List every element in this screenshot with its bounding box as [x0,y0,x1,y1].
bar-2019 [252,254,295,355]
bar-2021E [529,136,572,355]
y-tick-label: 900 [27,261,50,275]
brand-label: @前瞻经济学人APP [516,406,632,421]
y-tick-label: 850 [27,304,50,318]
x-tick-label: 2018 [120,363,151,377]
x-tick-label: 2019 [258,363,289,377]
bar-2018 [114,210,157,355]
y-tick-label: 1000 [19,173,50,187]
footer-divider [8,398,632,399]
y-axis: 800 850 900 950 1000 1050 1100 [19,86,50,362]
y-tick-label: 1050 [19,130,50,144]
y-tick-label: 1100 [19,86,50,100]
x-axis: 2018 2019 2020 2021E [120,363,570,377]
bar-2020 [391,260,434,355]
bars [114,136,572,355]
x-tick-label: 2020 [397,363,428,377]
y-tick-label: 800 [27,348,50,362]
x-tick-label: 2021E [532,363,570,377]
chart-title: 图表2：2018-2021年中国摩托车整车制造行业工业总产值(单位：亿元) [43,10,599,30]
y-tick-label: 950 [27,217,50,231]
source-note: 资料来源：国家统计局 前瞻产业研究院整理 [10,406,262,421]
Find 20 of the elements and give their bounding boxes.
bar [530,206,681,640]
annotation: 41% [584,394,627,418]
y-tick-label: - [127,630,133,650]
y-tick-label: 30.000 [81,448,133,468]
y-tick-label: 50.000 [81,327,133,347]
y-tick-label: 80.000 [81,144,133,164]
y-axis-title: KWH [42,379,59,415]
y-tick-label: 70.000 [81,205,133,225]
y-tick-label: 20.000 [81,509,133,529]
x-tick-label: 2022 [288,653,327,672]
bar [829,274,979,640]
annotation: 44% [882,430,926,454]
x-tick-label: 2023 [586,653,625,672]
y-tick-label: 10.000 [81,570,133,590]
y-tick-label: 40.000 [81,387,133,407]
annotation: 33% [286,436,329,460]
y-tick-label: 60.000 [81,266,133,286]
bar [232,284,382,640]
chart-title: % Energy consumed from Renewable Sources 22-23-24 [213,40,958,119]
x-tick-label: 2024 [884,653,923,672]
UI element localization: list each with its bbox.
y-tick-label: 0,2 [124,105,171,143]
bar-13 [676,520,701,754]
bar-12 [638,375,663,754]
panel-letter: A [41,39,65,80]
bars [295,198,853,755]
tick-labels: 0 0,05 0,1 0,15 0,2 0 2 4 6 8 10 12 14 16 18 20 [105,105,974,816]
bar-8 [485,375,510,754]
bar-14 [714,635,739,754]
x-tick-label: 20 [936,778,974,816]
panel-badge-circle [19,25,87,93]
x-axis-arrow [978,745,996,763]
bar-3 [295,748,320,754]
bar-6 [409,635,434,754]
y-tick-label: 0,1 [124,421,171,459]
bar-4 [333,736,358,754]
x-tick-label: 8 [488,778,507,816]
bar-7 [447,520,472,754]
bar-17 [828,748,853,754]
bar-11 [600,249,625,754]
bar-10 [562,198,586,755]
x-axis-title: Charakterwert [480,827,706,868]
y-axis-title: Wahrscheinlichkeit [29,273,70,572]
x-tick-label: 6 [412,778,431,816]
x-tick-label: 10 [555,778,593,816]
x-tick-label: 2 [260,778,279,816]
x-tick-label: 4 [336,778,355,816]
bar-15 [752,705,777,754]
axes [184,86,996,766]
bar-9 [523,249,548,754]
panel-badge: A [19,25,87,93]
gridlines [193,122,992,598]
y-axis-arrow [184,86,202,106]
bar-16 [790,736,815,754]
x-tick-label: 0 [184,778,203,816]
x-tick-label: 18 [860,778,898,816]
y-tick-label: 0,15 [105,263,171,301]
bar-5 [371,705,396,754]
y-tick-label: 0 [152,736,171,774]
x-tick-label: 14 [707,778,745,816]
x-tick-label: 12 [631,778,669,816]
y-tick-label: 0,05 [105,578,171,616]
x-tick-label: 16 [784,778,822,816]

....

Given exercise: Reproduce every line of the records above, word for word and in the same order.

Task solution:
List every element in this screenshot with its bounding box as [x0,y0,x1,y1].
bar-2019 [252,254,295,355]
bar-2021E [529,136,572,355]
y-tick-label: 900 [27,261,50,275]
brand-label: @前瞻经济学人APP [516,406,632,421]
y-tick-label: 850 [27,304,50,318]
x-tick-label: 2018 [120,363,151,377]
x-tick-label: 2019 [258,363,289,377]
bar-2018 [114,210,157,355]
y-tick-label: 1000 [19,173,50,187]
footer-divider [8,398,632,399]
y-axis: 800 850 900 950 1000 1050 1100 [19,86,50,362]
y-tick-label: 1050 [19,130,50,144]
y-tick-label: 1100 [19,86,50,100]
x-axis: 2018 2019 2020 2021E [120,363,570,377]
bar-2020 [391,260,434,355]
bars [114,136,572,355]
x-tick-label: 2020 [397,363,428,377]
y-tick-label: 800 [27,348,50,362]
x-tick-label: 2021E [532,363,570,377]
chart-title: 图表2：2018-2021年中国摩托车整车制造行业工业总产值(单位：亿元) [43,10,599,30]
y-tick-label: 950 [27,217,50,231]
source-note: 资料来源：国家统计局 前瞻产业研究院整理 [10,406,262,421]
Find 20 of the elements and give their bounding boxes.
bar [530,206,681,640]
annotation: 41% [584,394,627,418]
y-tick-label: - [127,630,133,650]
y-tick-label: 30.000 [81,448,133,468]
y-tick-label: 50.000 [81,327,133,347]
y-tick-label: 80.000 [81,144,133,164]
y-axis-title: KWH [42,379,59,415]
y-tick-label: 70.000 [81,205,133,225]
y-tick-label: 20.000 [81,509,133,529]
x-tick-label: 2022 [288,653,327,672]
bar [829,274,979,640]
annotation: 44% [882,430,926,454]
x-tick-label: 2023 [586,653,625,672]
y-tick-label: 10.000 [81,570,133,590]
y-tick-label: 40.000 [81,387,133,407]
annotation: 33% [286,436,329,460]
y-tick-label: 60.000 [81,266,133,286]
bar [232,284,382,640]
chart-title: % Energy consumed from Renewable Sources 22-23-24 [213,40,958,119]
x-tick-label: 2024 [884,653,923,672]
UI element localization: list each with its bbox.
y-tick-label: 0,2 [124,105,171,143]
bar-13 [676,520,701,754]
bar-12 [638,375,663,754]
panel-letter: A [41,39,65,80]
bars [295,198,853,755]
tick-labels: 0 0,05 0,1 0,15 0,2 0 2 4 6 8 10 12 14 16 18 20 [105,105,974,816]
bar-8 [485,375,510,754]
bar-14 [714,635,739,754]
x-tick-label: 20 [936,778,974,816]
panel-badge-circle [19,25,87,93]
x-axis-arrow [978,745,996,763]
bar-3 [295,748,320,754]
bar-6 [409,635,434,754]
y-tick-label: 0,1 [124,421,171,459]
bar-4 [333,736,358,754]
x-tick-label: 8 [488,778,507,816]
bar-7 [447,520,472,754]
bar-17 [828,748,853,754]
bar-11 [600,249,625,754]
bar-10 [562,198,586,755]
x-axis-title: Charakterwert [480,827,706,868]
y-axis-title: Wahrscheinlichkeit [29,273,70,572]
x-tick-label: 6 [412,778,431,816]
x-tick-label: 10 [555,778,593,816]
x-tick-label: 2 [260,778,279,816]
x-tick-label: 4 [336,778,355,816]
bar-15 [752,705,777,754]
axes [184,86,996,766]
bar-9 [523,249,548,754]
panel-badge: A [19,25,87,93]
gridlines [193,122,992,598]
y-axis-arrow [184,86,202,106]
bar-16 [790,736,815,754]
x-tick-label: 0 [184,778,203,816]
x-tick-label: 18 [860,778,898,816]
y-tick-label: 0,15 [105,263,171,301]
bar-5 [371,705,396,754]
y-tick-label: 0 [152,736,171,774]
x-tick-label: 14 [707,778,745,816]
x-tick-label: 12 [631,778,669,816]
y-tick-label: 0,05 [105,578,171,616]
x-tick-label: 16 [784,778,822,816]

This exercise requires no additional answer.